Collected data
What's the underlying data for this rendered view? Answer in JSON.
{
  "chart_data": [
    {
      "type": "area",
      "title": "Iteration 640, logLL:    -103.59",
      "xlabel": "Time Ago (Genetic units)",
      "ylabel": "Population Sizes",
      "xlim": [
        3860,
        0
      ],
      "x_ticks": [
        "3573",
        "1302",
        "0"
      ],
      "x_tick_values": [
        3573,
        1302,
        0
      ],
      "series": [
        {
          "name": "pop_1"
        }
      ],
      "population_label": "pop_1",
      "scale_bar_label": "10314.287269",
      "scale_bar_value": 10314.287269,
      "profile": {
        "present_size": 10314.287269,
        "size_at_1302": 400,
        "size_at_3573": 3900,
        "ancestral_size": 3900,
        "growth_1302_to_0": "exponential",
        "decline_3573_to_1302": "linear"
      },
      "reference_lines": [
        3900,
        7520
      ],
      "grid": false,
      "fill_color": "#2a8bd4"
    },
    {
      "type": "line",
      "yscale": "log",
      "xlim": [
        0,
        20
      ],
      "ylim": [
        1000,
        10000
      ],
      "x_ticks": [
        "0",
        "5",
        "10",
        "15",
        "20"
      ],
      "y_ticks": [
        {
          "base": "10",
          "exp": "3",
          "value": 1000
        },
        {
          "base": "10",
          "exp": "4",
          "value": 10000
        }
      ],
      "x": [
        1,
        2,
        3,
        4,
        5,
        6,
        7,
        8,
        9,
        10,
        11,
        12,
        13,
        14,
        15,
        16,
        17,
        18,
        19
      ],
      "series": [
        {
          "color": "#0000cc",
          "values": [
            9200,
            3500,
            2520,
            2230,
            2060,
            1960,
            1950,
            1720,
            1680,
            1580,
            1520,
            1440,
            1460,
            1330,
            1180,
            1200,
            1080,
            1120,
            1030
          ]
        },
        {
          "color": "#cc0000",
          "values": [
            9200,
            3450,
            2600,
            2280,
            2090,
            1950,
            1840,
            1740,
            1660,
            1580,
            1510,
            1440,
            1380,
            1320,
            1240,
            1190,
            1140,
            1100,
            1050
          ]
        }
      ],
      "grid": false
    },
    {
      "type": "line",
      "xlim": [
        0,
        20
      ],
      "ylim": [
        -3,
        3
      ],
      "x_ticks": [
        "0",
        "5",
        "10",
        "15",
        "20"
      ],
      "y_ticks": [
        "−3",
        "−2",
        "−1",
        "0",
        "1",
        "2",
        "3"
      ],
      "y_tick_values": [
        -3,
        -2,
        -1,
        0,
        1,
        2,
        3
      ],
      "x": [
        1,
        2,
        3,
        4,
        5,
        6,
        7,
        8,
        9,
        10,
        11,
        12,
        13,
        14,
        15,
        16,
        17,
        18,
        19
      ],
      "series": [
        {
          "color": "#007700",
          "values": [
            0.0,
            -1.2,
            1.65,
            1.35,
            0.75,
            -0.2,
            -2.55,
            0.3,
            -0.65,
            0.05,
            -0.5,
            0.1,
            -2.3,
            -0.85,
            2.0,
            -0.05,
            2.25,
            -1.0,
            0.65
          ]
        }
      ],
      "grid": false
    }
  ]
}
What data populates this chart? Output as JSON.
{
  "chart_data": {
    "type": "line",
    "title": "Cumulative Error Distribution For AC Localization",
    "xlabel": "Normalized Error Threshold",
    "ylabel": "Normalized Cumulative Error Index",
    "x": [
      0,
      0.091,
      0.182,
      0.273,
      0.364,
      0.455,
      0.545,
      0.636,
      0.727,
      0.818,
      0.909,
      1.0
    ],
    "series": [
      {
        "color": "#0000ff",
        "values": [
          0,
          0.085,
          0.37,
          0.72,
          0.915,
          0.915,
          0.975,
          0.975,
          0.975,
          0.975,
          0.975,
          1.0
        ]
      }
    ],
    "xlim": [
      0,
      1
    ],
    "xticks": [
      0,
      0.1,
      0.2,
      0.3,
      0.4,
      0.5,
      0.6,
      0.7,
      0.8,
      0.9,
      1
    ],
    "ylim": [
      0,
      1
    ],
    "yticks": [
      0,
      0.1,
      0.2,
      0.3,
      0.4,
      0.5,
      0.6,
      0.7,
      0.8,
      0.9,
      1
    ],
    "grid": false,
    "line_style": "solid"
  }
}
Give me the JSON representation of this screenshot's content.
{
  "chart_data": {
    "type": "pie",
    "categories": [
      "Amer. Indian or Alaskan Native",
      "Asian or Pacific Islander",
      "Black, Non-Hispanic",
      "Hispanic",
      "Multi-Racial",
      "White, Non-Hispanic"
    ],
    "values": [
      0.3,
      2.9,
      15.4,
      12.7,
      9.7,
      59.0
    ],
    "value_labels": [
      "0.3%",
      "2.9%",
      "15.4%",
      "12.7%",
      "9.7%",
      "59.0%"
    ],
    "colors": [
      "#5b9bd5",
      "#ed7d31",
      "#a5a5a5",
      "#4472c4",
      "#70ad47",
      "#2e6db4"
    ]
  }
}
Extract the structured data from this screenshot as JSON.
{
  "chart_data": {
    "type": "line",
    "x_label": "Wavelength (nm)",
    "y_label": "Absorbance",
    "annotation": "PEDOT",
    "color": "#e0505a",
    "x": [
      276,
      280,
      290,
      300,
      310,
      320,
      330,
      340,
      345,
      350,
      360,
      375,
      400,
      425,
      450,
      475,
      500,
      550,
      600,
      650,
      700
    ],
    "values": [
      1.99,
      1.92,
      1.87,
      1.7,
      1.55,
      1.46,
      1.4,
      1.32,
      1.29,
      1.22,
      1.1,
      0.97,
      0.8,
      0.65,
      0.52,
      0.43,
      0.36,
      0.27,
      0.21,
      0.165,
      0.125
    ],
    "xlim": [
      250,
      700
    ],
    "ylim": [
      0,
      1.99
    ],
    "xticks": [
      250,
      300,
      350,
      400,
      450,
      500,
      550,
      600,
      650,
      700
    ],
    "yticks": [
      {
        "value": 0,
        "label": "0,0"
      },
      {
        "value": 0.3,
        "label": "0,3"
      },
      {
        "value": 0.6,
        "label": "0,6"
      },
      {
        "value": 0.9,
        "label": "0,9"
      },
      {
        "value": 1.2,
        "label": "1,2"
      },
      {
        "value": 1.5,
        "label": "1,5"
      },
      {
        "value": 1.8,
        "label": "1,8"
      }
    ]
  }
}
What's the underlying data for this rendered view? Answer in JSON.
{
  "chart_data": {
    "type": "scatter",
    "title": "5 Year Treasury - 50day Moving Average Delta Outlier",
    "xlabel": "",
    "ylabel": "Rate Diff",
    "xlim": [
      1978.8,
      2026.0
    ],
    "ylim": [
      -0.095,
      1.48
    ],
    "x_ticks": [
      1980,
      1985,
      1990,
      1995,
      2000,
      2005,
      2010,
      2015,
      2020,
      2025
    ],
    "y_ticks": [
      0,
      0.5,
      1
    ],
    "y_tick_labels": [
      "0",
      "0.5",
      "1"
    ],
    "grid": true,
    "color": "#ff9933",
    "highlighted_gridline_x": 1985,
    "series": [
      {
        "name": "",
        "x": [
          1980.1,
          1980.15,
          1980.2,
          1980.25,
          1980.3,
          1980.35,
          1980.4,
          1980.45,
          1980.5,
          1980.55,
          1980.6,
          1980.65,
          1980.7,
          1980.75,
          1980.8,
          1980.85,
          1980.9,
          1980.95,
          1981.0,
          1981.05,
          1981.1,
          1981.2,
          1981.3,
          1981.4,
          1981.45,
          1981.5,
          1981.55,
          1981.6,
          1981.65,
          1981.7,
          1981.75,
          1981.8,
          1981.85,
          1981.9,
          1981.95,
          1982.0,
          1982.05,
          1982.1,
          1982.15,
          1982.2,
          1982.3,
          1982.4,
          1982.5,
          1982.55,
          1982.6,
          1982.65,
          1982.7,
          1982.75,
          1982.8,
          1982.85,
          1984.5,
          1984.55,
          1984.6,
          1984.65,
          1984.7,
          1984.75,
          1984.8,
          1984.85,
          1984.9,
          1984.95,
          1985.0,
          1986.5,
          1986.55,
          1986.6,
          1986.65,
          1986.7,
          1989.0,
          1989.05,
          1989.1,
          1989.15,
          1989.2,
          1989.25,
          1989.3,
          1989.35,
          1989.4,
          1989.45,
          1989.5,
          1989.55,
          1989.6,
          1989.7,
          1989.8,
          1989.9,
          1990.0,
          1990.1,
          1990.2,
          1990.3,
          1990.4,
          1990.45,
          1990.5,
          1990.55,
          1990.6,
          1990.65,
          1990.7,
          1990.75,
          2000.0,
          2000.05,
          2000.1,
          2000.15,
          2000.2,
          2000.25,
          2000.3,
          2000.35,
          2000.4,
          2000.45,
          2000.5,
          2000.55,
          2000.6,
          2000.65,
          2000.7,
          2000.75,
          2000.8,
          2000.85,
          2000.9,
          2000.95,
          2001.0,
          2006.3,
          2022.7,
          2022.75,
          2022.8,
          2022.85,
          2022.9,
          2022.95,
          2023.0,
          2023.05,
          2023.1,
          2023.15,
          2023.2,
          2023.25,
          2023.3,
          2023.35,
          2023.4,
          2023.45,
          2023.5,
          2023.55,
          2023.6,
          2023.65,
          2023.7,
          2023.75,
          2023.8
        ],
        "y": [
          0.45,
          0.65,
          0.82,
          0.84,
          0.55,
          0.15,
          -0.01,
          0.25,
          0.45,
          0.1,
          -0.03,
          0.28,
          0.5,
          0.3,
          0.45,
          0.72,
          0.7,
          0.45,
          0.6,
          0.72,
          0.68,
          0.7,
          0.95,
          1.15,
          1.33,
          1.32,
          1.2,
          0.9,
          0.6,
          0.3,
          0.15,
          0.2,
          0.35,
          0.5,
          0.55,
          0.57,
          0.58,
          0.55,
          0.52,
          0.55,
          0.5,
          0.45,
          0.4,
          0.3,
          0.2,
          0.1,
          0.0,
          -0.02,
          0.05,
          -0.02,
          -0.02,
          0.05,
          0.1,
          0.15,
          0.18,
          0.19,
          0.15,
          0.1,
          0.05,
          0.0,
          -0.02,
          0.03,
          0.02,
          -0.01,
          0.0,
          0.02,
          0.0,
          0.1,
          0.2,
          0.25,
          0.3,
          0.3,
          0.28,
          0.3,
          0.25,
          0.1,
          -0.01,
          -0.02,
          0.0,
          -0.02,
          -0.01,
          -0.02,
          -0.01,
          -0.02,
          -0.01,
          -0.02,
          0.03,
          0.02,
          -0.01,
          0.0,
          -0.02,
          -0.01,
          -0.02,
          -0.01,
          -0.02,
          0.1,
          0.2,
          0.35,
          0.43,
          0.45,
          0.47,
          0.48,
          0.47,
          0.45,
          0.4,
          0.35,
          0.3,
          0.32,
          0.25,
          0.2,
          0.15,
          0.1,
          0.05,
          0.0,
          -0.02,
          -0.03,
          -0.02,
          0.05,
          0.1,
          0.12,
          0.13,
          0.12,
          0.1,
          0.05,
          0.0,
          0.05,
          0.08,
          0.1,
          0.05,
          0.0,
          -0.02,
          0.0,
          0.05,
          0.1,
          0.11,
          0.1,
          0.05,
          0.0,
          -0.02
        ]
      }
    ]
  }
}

WHAT THE TASK REQUIRES:
Scan the material above. Return every line containing the string "title".

TASK RESULT:
      "title": "Iteration 640, logLL:    -103.59",
    "title": "Cumulative Error Distribution For AC Localization",
    "title": "5 Year Treasury - 50day Moving Average Delta Outlier",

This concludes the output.